→ **STATED TASK**:
Pick out and copy every line below that has the word "this".

[START DATA TO USE]

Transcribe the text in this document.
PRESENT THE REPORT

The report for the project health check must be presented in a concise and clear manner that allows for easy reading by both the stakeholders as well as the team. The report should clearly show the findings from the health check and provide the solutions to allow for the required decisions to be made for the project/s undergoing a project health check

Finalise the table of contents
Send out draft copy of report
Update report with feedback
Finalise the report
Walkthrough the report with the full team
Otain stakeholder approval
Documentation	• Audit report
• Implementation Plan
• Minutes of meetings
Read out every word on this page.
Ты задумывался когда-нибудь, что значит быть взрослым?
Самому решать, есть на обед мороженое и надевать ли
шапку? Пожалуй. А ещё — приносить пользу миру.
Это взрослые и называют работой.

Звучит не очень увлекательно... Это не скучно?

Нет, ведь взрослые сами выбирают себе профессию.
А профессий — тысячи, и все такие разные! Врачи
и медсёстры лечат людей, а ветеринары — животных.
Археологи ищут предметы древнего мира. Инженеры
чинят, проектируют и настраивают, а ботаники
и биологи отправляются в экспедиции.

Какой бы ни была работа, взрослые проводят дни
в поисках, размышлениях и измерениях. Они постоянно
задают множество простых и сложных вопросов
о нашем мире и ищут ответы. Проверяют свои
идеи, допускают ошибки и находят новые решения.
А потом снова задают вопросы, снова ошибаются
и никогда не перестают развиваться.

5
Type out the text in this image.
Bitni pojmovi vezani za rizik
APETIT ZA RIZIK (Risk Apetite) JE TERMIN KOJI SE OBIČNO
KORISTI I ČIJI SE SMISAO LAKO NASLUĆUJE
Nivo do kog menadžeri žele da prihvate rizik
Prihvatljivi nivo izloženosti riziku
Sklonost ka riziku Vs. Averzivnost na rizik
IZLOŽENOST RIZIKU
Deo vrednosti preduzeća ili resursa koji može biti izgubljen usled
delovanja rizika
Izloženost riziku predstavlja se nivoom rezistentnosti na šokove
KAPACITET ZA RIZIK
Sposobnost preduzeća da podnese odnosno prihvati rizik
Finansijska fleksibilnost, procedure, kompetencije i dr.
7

[END DATA TO USE]

→ **SOLVED PROBLEM**:
Transcribe the text in this document.
Read out every word on this page.
Type out the text in this image.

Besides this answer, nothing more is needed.